◆ **GIVEN REQUEST**
Exclude the pictures and return every line exactly as written.
------------------------------------------------
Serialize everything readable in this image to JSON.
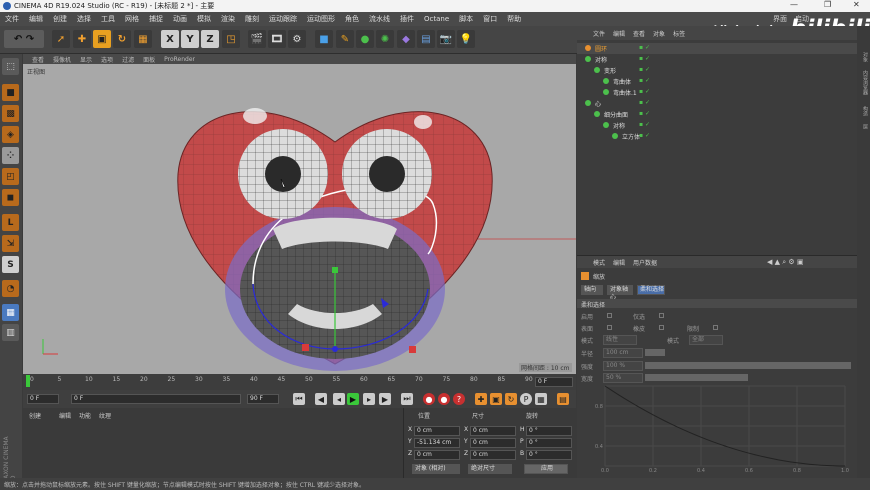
{
  "title": "CINEMA 4D R19.024 Studio (RC - R19) - [未标题 2 *] - 主要",
  "menu": [
    "文件",
    "编辑",
    "创建",
    "选择",
    "工具",
    "网格",
    "捕捉",
    "动画",
    "模拟",
    "渲染",
    "雕刻",
    "运动跟踪",
    "运动图形",
    "角色",
    "流水线",
    "插件",
    "Octane",
    "脚本",
    "窗口",
    "帮助"
  ],
  "menu_right": [
    "界面",
    "启动"
  ],
  "viewport_menu": [
    "查看",
    "摄像机",
    "显示",
    "选项",
    "过滤",
    "面板",
    "ProRender"
  ],
  "viewport_label": "正视图",
  "grid_spacing": "网格间距 : 10 cm",
  "timeline_ticks": [
    "0",
    "5",
    "10",
    "15",
    "20",
    "25",
    "30",
    "35",
    "40",
    "45",
    "50",
    "55",
    "60",
    "65",
    "70",
    "75",
    "80",
    "85",
    "90"
  ],
  "frame_end": "0 F",
  "time_fields": {
    "start": "0 F",
    "cur": "0 F",
    "end": "90 F",
    "max": "90 F"
  },
  "mat_menu": [
    "创建",
    "编辑",
    "功能",
    "纹理"
  ],
  "coord": {
    "headers": [
      "位置",
      "尺寸",
      "旋转"
    ],
    "rows": [
      {
        "axis": "X",
        "pos": "0 cm",
        "size_axis": "X",
        "size": "0 cm",
        "rot_axis": "H",
        "rot": "0 °"
      },
      {
        "axis": "Y",
        "pos": "-51.134 cm",
        "size_axis": "Y",
        "size": "0 cm",
        "rot_axis": "P",
        "rot": "0 °"
      },
      {
        "axis": "Z",
        "pos": "0 cm",
        "size_axis": "Z",
        "size": "0 cm",
        "rot_axis": "B",
        "rot": "0 °"
      }
    ],
    "mode": "对象 (相对)",
    "size_mode": "绝对尺寸",
    "apply": "应用"
  },
  "status": "缩放：点击并拖动鼠标缩放元素。按住 SHIFT 键量化缩放；节点编辑模式时按住 SHIFT 键增加选择对象；按住 CTRL 键减少选择对象。",
  "obj_menu": [
    "文件",
    "编辑",
    "查看",
    "对象",
    "标签"
  ],
  "objects": [
    {
      "name": "圆环",
      "indent": 0,
      "sel": true
    },
    {
      "name": "对称",
      "indent": 0
    },
    {
      "name": "变形",
      "indent": 1
    },
    {
      "name": "弯曲体",
      "indent": 2
    },
    {
      "name": "弯曲体.1",
      "indent": 2
    },
    {
      "name": "心",
      "indent": 0
    },
    {
      "name": "细分曲面",
      "indent": 1
    },
    {
      "name": "对称",
      "indent": 2
    },
    {
      "name": "立方体",
      "indent": 3
    }
  ],
  "attr_menu": [
    "模式",
    "编辑",
    "用户数据"
  ],
  "attr_title": "缩放",
  "attr_tabs": [
    "轴向",
    "对象轴心",
    "柔和选择"
  ],
  "attr_section": "柔和选择",
  "attr_fields": [
    {
      "l": "启用",
      "v": ""
    },
    {
      "l": "仅选",
      "v": ""
    },
    {
      "l": "表面",
      "v": ""
    },
    {
      "l": "橡皮",
      "v": ""
    },
    {
      "l": "限制",
      "v": ""
    },
    {
      "l": "模式",
      "v": "线性"
    },
    {
      "l": "模式",
      "v": "全部"
    },
    {
      "l": "半径",
      "v": "100 cm"
    },
    {
      "l": "强度",
      "v": "100 %"
    },
    {
      "l": "宽度",
      "v": "50 %"
    }
  ],
  "graph_x": [
    "0.0",
    "0.2",
    "0.4",
    "0.6",
    "0.8",
    "1.0"
  ],
  "graph_y": [
    "0.8",
    "0.4"
  ],
  "watermark": "不错实验室",
  "bili": "bilibili",
  "side_labels": [
    "对象",
    "内容浏览器",
    "构造",
    "层"
  ],
  "maxon": "MAXON CINEMA 4D"
}
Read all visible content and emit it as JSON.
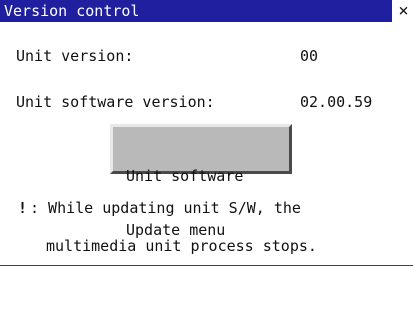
{
  "window": {
    "title": "Version control",
    "close_glyph": "×"
  },
  "info": {
    "unit_version_label": "Unit version:",
    "unit_version_value": "00",
    "unit_software_version_label": "Unit software version:",
    "unit_software_version_value": "02.00.59"
  },
  "update_button": {
    "line1": "Unit software",
    "line2": "Update menu"
  },
  "note": {
    "mark": "!",
    "line1": ": While updating unit S/W, the",
    "line2": "multimedia unit process stops."
  },
  "colors": {
    "title_bar": "#1f1fa0",
    "button_face": "#b9b9b9"
  }
}
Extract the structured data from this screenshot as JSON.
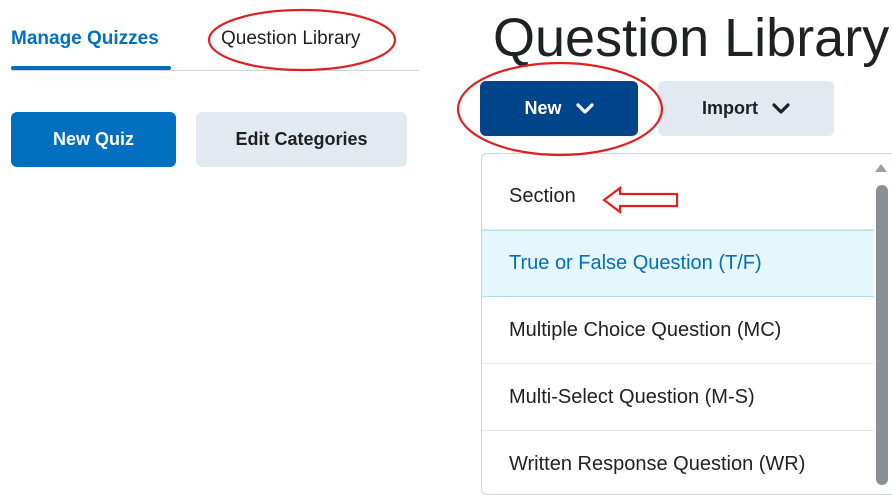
------------------------------------------------
◆ **SOLVED PROBLEM**
Serialize everything readable in this image to JSON.
{
  "title": "CINEMA 4D R19.024 Studio (RC - R19) - [未标题 2 *] - 主要",
  "menu": [
    "文件",
    "编辑",
    "创建",
    "选择",
    "工具",
    "网格",
    "捕捉",
    "动画",
    "模拟",
    "渲染",
    "雕刻",
    "运动跟踪",
    "运动图形",
    "角色",
    "流水线",
    "插件",
    "Octane",
    "脚本",
    "窗口",
    "帮助"
  ],
  "menu_right": [
    "界面",
    "启动"
  ],
  "viewport_menu": [
    "查看",
    "摄像机",
    "显示",
    "选项",
    "过滤",
    "面板",
    "ProRender"
  ],
  "viewport_label": "正视图",
  "grid_spacing": "网格间距 : 10 cm",
  "timeline_ticks": [
    "0",
    "5",
    "10",
    "15",
    "20",
    "25",
    "30",
    "35",
    "40",
    "45",
    "50",
    "55",
    "60",
    "65",
    "70",
    "75",
    "80",
    "85",
    "90"
  ],
  "frame_end": "0 F",
  "time_fields": {
    "start": "0 F",
    "cur": "0 F",
    "end": "90 F",
    "max": "90 F"
  },
  "mat_menu": [
    "创建",
    "编辑",
    "功能",
    "纹理"
  ],
  "coord": {
    "headers": [
      "位置",
      "尺寸",
      "旋转"
    ],
    "rows": [
      {
        "axis": "X",
        "pos": "0 cm",
        "size_axis": "X",
        "size": "0 cm",
        "rot_axis": "H",
        "rot": "0 °"
      },
      {
        "axis": "Y",
        "pos": "-51.134 cm",
        "size_axis": "Y",
        "size": "0 cm",
        "rot_axis": "P",
        "rot": "0 °"
      },
      {
        "axis": "Z",
        "pos": "0 cm",
        "size_axis": "Z",
        "size": "0 cm",
        "rot_axis": "B",
        "rot": "0 °"
      }
    ],
    "mode": "对象 (相对)",
    "size_mode": "绝对尺寸",
    "apply": "应用"
  },
  "status": "缩放：点击并拖动鼠标缩放元素。按住 SHIFT 键量化缩放；节点编辑模式时按住 SHIFT 键增加选择对象；按住 CTRL 键减少选择对象。",
  "obj_menu": [
    "文件",
    "编辑",
    "查看",
    "对象",
    "标签"
  ],
  "objects": [
    {
      "name": "圆环",
      "indent": 0,
      "sel": true
    },
    {
      "name": "对称",
      "indent": 0
    },
    {
      "name": "变形",
      "indent": 1
    },
    {
      "name": "弯曲体",
      "indent": 2
    },
    {
      "name": "弯曲体.1",
      "indent": 2
    },
    {
      "name": "心",
      "indent": 0
    },
    {
      "name": "细分曲面",
      "indent": 1
    },
    {
      "name": "对称",
      "indent": 2
    },
    {
      "name": "立方体",
      "indent": 3
    }
  ],
  "attr_menu": [
    "模式",
    "编辑",
    "用户数据"
  ],
  "attr_title": "缩放",
  "attr_tabs": [
    "轴向",
    "对象轴心",
    "柔和选择"
  ],
  "attr_section": "柔和选择",
  "attr_fields": [
    {
      "l": "启用",
      "v": ""
    },
    {
      "l": "仅选",
      "v": ""
    },
    {
      "l": "表面",
      "v": ""
    },
    {
      "l": "橡皮",
      "v": ""
    },
    {
      "l": "限制",
      "v": ""
    },
    {
      "l": "模式",
      "v": "线性"
    },
    {
      "l": "模式",
      "v": "全部"
    },
    {
      "l": "半径",
      "v": "100 cm"
    },
    {
      "l": "强度",
      "v": "100 %"
    },
    {
      "l": "宽度",
      "v": "50 %"
    }
  ],
  "graph_x": [
    "0.0",
    "0.2",
    "0.4",
    "0.6",
    "0.8",
    "1.0"
  ],
  "graph_y": [
    "0.8",
    "0.4"
  ],
  "watermark": "不错实验室",
  "bili": "bilibili",
  "side_labels": [
    "对象",
    "内容浏览器",
    "构造",
    "层"
  ],
  "maxon": "MAXON CINEMA 4D"
}
Read all visible content and emit it as JSON.
{
  "window": {
    "title": "Version control",
    "close_glyph": "×"
  },
  "info": {
    "unit_version_label": "Unit version:",
    "unit_version_value": "00",
    "unit_software_version_label": "Unit software version:",
    "unit_software_version_value": "02.00.59"
  },
  "update_button": {
    "line1": "Unit software",
    "line2": "Update menu"
  },
  "note": {
    "mark": "!",
    "line1": ": While updating unit S/W, the",
    "line2": "multimedia unit process stops."
  },
  "colors": {
    "title_bar": "#1f1fa0",
    "button_face": "#b9b9b9"
  }
}
Extract the structured data from this screenshot as JSON.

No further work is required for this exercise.